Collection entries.
------------------------------------
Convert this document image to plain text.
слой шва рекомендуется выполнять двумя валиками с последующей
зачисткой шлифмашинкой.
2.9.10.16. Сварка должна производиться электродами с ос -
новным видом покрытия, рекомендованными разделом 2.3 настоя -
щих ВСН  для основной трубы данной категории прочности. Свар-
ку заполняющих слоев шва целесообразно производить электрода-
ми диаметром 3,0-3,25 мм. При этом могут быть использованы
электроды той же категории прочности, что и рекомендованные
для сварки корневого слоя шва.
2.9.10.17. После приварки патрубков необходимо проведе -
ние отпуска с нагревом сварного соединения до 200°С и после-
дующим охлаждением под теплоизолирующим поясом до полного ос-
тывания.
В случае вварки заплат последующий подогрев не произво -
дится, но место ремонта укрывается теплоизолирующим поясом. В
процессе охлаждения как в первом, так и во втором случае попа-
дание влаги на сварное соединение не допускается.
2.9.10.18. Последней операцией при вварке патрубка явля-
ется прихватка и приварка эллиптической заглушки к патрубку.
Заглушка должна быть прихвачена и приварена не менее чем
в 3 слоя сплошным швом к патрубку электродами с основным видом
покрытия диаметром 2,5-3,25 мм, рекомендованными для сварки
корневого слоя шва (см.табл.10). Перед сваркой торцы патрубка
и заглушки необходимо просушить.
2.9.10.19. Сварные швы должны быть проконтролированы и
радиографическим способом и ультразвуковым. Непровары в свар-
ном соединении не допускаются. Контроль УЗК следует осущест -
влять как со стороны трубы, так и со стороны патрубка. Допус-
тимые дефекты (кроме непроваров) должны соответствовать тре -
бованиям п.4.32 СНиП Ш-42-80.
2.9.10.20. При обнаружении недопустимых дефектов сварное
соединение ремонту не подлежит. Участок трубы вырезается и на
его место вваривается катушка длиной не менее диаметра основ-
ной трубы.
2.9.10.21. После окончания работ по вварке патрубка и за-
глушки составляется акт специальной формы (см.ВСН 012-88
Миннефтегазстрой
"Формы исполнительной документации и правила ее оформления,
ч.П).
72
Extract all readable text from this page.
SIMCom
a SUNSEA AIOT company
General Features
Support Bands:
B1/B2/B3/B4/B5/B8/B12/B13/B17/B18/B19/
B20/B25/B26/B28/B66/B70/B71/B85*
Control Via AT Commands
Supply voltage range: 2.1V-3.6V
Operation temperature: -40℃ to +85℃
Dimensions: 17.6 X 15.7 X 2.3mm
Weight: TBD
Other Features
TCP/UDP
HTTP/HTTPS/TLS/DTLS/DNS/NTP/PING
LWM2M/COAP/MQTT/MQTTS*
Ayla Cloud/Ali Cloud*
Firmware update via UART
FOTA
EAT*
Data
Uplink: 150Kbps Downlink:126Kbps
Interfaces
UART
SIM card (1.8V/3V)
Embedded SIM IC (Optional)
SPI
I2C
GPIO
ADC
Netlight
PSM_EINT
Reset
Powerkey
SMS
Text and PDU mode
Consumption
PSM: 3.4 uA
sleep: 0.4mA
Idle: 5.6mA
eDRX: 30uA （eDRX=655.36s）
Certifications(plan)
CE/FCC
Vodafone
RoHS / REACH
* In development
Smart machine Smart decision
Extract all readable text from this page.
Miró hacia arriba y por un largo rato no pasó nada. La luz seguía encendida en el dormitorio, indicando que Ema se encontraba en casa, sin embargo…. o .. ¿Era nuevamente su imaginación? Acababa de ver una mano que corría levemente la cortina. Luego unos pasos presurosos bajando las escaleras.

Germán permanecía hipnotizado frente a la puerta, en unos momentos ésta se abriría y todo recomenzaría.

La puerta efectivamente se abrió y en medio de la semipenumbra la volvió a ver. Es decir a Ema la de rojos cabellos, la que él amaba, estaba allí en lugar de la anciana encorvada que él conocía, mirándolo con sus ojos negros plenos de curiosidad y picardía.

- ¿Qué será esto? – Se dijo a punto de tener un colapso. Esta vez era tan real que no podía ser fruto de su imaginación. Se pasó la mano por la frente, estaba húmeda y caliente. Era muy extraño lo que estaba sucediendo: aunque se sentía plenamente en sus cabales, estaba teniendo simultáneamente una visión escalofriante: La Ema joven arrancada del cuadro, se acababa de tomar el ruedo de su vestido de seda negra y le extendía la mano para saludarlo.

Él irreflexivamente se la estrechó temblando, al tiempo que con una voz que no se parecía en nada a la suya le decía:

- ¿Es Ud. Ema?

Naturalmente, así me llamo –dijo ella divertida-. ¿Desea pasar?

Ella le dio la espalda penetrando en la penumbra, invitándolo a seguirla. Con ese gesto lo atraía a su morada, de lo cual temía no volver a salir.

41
------------------------------------
To be done. Reproduce every line of the listing above in which the string "место" appears.

Output of the exercise.
дится, но место ремонта укрывается теплоизолирующим поясом. В
его место вваривается катушка длиной не менее диаметра основ-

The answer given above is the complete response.